Extracted data entries

########

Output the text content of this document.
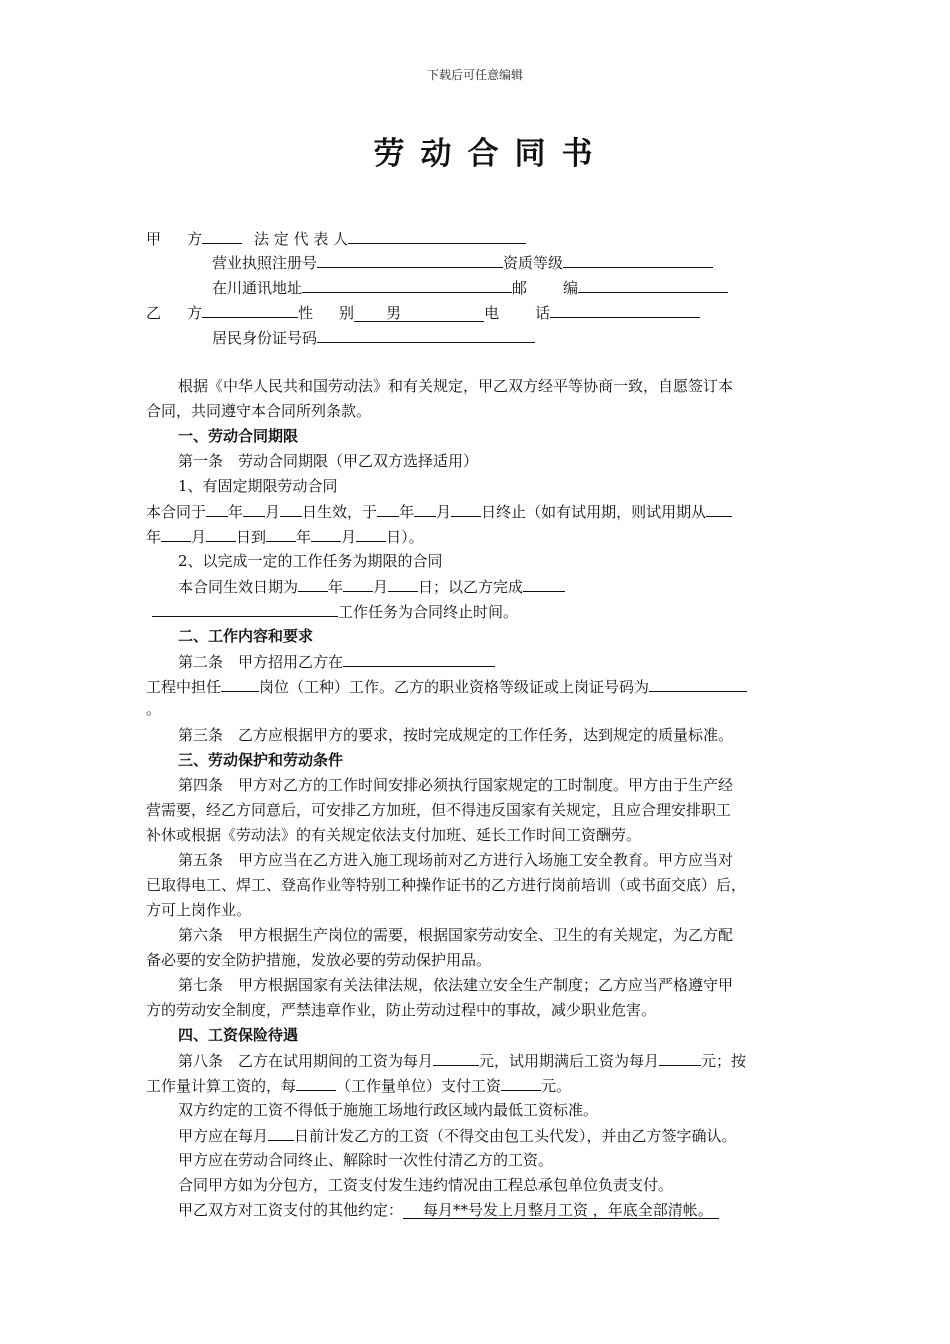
下载后可任意编辑
劳动合同书
甲 方	法 定 代 表 人
营业执照注册号	资质等级
在川通讯地址	邮 编
乙 方	性 别 男	电 话
居民身份证号码
根据《中华人民共和国劳动法》和有关规定，甲乙双方经平等协商一致，自愿签订本
合同，共同遵守本合同所列条款。
一、劳动合同期限
第一条　劳动合同期限（甲乙双方选择适用）
1、有固定期限劳动合同
本合同于 年 月 日生效，于 年 月 日终止（如有试用期，则试用期从
年 月 日到 年 月 日）。
2、以完成一定的工作任务为期限的合同
本合同生效日期为 年 月 日；以乙方完成
工作任务为合同终止时间。
二、工作内容和要求
第二条　甲方招用乙方在
工程中担任	岗位（工种）工作。乙方的职业资格等级证或上岗证号码为
。
第三条　乙方应根据甲方的要求，按时完成规定的工作任务，达到规定的质量标准。
三、劳动保护和劳动条件
第四条　甲方对乙方的工作时间安排必须执行国家规定的工时制度。甲方由于生产经
营需要，经乙方同意后，可安排乙方加班，但不得违反国家有关规定，且应合理安排职工
补休或根据《劳动法》的有关规定依法支付加班、延长工作时间工资酬劳。
第五条　甲方应当在乙方进入施工现场前对乙方进行入场施工安全教育。甲方应当对
已取得电工、焊工、登高作业等特别工种操作证书的乙方进行岗前培训（或书面交底）后，
方可上岗作业。
第六条　甲方根据生产岗位的需要，根据国家劳动安全、卫生的有关规定，为乙方配
备必要的安全防护措施，发放必要的劳动保护用品。
第七条　甲方根据国家有关法律法规，依法建立安全生产制度；乙方应当严格遵守甲
方的劳动安全制度，严禁违章作业，防止劳动过程中的事故，减少职业危害。
四、工资保险待遇
第八条　乙方在试用期间的工资为每月	元，试用期满后工资为每月	元；按
工作量计算工资的，每	（工作量单位）支付工资	元。
双方约定的工资不得低于施施工场地行政区域内最低工资标准。
甲方应在每月 日前计发乙方的工资（不得交由包工头代发），并由乙方签字确认。
甲方应在劳动合同终止、解除时一次性付清乙方的工资。
合同甲方如为分包方，工资支付发生违约情况由工程总承包单位负责支付。
甲乙双方对工资支付的其他约定： 每月**号发上月整月工资 ，年底全部清帐。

########

§ Task prompt
Above are records with pictures; repeat the records exactly and leave the pictures out.

§ Solution for this problem
Output the text content of this document.
下载后可任意编辑
劳动合同书
甲 方	法 定 代 表 人
营业执照注册号	资质等级
在川通讯地址	邮 编
乙 方	性 别 男	电 话
居民身份证号码
根据《中华人民共和国劳动法》和有关规定，甲乙双方经平等协商一致，自愿签订本
合同，共同遵守本合同所列条款。
一、劳动合同期限
第一条　劳动合同期限（甲乙双方选择适用）
1、有固定期限劳动合同
本合同于 年 月 日生效，于 年 月 日终止（如有试用期，则试用期从
年 月 日到 年 月 日）。
2、以完成一定的工作任务为期限的合同
本合同生效日期为 年 月 日；以乙方完成
工作任务为合同终止时间。
二、工作内容和要求
第二条　甲方招用乙方在
工程中担任	岗位（工种）工作。乙方的职业资格等级证或上岗证号码为
。
第三条　乙方应根据甲方的要求，按时完成规定的工作任务，达到规定的质量标准。
三、劳动保护和劳动条件
第四条　甲方对乙方的工作时间安排必须执行国家规定的工时制度。甲方由于生产经
营需要，经乙方同意后，可安排乙方加班，但不得违反国家有关规定，且应合理安排职工
补休或根据《劳动法》的有关规定依法支付加班、延长工作时间工资酬劳。
第五条　甲方应当在乙方进入施工现场前对乙方进行入场施工安全教育。甲方应当对
已取得电工、焊工、登高作业等特别工种操作证书的乙方进行岗前培训（或书面交底）后，
方可上岗作业。
第六条　甲方根据生产岗位的需要，根据国家劳动安全、卫生的有关规定，为乙方配
备必要的安全防护措施，发放必要的劳动保护用品。
第七条　甲方根据国家有关法律法规，依法建立安全生产制度；乙方应当严格遵守甲
方的劳动安全制度，严禁违章作业，防止劳动过程中的事故，减少职业危害。
四、工资保险待遇
第八条　乙方在试用期间的工资为每月	元，试用期满后工资为每月	元；按
工作量计算工资的，每	（工作量单位）支付工资	元。
双方约定的工资不得低于施施工场地行政区域内最低工资标准。
甲方应在每月 日前计发乙方的工资（不得交由包工头代发），并由乙方签字确认。
甲方应在劳动合同终止、解除时一次性付清乙方的工资。
合同甲方如为分包方，工资支付发生违约情况由工程总承包单位负责支付。
甲乙双方对工资支付的其他约定： 每月**号发上月整月工资 ，年底全部清帐。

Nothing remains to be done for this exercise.